**PAGE EXCERPT:**
========

# rk20 - first sailboat



## rk20newporter (Apr 3, 2012)

My buddy and i purchased a 78 rk20. We're 25 We live in newport ri its our first sailboat hopefully not our last. Im looking for some pictures of the rigging set up and maby some. interior mods. Any help/suggestions for 1st time sailers would be greatly appreciated! I grew up in maine on the water and he is a tugboat captain so its not our first time on the water.


----------



## myoungpy (Jul 17, 2006)

I have a '79 RK20 that I sail in Deltaville, VA. I don't have any good pictures of the rigging right now, but I will sendsome to you some as soon as I can get the mast stepped again. During the hurricane last fall, the high water and wind caused my boat to pull the dock off of the side of our boathouse. I had to rescue the boat and dock during the storm. Since I no longer had a dock to moor the boat, I had to drop the mast and put the boat in the neighbor's slip in the boathouse. I'm going to rebuild the dock this month.

I haven't made many mods, but I had to replace all of the tops of the berths. The plywood had de-laminated. I replaced the berths and painted the interior.

myoungpy
Freebird
RK20


----------



## bruno007 (Dec 28, 2013)

I am also looking at a rk20. It's a little rough, but I think workable condition. If you got yours working can you send me some pics/rigging diagrams/etc? I think the boat is complete, but it's been a while since it's seen water. (If you don't count all the water in the cabin)
Thanks


----------



## Dave_E (Aug 7, 2013)

Welcome to the forum!


----------



## eljefe (Mar 27, 2014)

Hello. I just bought an rk20 for my first sailboat as well. Can anyone point me in the right direction to learn how to rig it. I figured out stepping the mast, but have no idea where to go next.


----------



## BeejDeC (Feb 7, 2014)

That's a good looking boat!
Best of luck w her.


----------

========

**STORED RECORDS:**

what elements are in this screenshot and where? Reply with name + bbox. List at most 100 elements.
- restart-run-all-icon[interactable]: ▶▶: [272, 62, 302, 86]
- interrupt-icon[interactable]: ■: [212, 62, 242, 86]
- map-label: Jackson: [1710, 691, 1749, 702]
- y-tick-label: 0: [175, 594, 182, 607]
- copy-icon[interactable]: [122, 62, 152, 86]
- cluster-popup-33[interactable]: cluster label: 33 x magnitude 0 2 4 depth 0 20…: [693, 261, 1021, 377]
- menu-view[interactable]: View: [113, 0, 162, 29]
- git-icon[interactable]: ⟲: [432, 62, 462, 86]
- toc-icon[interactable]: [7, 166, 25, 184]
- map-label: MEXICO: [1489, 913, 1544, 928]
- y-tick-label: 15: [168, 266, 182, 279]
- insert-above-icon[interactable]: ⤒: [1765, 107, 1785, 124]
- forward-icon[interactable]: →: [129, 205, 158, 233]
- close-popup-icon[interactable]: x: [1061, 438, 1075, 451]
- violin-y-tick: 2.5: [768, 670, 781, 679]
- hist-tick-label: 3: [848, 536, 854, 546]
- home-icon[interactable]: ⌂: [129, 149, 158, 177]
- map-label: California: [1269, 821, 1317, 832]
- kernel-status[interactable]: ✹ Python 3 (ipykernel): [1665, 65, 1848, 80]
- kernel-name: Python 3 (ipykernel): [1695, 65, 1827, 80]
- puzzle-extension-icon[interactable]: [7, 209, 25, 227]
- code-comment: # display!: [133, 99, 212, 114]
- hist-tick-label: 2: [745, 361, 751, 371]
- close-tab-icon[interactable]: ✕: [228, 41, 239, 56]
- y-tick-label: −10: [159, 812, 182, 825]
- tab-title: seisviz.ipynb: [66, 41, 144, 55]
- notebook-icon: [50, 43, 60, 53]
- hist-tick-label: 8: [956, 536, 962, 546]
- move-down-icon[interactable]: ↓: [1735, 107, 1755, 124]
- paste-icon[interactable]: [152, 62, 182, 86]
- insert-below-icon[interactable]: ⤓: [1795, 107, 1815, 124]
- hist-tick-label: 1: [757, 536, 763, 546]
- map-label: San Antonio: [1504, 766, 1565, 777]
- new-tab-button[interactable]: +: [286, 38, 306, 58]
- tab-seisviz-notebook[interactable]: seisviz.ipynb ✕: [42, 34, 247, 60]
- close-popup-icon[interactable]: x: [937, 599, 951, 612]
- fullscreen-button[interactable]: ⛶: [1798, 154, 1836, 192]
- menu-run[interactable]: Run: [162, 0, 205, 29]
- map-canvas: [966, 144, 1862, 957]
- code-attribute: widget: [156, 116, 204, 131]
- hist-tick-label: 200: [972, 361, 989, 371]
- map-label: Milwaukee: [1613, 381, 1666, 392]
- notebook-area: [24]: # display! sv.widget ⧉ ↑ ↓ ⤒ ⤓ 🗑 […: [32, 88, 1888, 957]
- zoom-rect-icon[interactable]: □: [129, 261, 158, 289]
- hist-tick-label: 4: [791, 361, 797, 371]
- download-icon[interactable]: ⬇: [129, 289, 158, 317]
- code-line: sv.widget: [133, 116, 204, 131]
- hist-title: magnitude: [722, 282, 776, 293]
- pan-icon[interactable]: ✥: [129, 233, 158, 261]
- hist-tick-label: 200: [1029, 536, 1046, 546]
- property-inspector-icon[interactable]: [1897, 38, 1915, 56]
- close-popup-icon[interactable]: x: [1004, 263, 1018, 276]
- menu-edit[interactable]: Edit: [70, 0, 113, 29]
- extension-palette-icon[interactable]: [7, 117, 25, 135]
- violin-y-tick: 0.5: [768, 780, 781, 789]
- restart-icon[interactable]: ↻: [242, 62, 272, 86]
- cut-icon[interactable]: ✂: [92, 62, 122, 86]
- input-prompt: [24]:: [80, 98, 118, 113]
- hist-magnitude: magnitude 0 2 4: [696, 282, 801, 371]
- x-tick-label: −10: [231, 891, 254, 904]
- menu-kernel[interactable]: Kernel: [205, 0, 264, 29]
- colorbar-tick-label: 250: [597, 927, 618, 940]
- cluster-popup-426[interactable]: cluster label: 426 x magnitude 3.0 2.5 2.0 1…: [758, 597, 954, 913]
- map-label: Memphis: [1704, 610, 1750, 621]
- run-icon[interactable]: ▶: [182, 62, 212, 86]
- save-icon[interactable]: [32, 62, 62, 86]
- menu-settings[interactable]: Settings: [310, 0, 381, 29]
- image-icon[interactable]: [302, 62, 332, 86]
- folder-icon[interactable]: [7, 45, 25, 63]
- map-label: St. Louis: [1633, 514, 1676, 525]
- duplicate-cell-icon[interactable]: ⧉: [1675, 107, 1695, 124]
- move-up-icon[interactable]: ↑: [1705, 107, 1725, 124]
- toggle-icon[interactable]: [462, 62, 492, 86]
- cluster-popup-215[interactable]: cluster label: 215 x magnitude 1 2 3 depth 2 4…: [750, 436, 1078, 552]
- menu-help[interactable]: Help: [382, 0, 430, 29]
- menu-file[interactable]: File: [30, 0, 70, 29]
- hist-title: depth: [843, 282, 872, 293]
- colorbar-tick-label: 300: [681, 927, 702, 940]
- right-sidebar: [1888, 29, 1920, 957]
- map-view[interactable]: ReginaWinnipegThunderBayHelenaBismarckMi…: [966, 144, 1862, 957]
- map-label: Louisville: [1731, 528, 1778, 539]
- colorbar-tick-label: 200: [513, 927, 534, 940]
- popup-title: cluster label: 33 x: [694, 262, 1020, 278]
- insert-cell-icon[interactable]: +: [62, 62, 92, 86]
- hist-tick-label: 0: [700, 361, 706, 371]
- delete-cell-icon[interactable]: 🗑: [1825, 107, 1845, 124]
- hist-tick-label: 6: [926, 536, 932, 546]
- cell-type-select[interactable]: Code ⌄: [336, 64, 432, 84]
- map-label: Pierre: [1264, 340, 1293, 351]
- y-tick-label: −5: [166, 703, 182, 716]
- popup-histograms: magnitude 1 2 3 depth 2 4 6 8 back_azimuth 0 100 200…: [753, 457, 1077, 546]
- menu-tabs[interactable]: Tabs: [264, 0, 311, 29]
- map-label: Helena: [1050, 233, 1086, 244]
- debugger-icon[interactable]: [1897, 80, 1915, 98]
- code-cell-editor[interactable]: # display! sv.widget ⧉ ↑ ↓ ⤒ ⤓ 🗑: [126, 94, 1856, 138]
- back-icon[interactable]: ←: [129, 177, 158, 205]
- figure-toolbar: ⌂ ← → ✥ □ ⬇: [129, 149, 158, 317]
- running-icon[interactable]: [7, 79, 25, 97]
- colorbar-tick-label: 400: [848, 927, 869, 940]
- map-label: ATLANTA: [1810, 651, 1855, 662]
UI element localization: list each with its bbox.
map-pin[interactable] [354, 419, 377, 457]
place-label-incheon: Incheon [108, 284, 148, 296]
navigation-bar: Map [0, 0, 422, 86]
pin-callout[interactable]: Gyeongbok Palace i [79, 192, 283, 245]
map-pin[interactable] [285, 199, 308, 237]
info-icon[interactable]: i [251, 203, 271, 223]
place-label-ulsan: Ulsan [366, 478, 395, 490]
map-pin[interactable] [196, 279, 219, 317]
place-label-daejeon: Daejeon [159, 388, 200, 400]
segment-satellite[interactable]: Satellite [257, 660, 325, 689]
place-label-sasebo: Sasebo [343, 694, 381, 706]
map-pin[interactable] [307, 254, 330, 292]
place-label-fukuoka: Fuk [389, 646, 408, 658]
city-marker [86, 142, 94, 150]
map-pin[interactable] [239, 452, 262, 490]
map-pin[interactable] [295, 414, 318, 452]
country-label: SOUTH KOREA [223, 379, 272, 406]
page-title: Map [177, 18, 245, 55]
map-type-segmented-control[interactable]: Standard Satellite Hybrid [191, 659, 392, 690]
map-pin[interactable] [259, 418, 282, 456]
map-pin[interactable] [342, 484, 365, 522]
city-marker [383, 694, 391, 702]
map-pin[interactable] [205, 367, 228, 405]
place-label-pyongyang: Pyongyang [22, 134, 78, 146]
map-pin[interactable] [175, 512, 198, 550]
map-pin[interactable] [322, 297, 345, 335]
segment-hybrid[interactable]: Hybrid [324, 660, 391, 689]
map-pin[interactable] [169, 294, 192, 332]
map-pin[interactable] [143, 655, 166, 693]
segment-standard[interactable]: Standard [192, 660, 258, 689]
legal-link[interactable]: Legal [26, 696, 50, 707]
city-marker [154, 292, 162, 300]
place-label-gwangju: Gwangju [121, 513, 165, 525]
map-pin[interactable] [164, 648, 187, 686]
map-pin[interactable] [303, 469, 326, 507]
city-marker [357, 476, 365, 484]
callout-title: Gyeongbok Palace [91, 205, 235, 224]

========

**TO BE DONE:**
1 – Answer these questions about the RK20 thread, one line each:
(a) Where do rk20newporter and the buddy live?
(b) Where does myoungpy sail a '79 RK20?
(c) What step of rigging does eljefe say is already figured out?
2 – Set down the RK20 thread word for word, from "## myoungpy (Jul" to "dock this month.".
3 – Rewrite the paragraph of the RK20 thread that begins "I have a '79 RK20" as a short bulleted list that keeps its main facts.
The listing is not needed here.

**RESPONSES IN ORDER:**
1 –
(a) Newport, RI
(b) Deltaville, VA
(c) Stepping the mast

2 –
## myoungpy (Jul 17, 2006)

I have a '79 RK20 that I sail in Deltaville, VA. I don't have any good pictures of the rigging right now, but I will sendsome to you some as soon as I can get the mast stepped again. During the hurricane last fall, the high water and wind caused my boat to pull the dock off of the side of our boathouse. I had to rescue the boat and dock during the storm. Since I no longer had a dock to moor the boat, I had to drop the mast and put the boat in the neighbor's slip in the boathouse. I'm going to rebuild the dock this month.

3 –
- Sails a '79 RK20 in Deltaville, VA.
- Has no good rigging pictures now but will send some once the mast is stepped again.
- During last fall's hurricane, high water and wind made the boat pull the dock off the side of the boathouse.
- Rescued the boat and the dock during the storm.
- With no dock left, dropped the mast and put the boat in the neighbor's slip in the boathouse.
- Plans to rebuild the dock this month.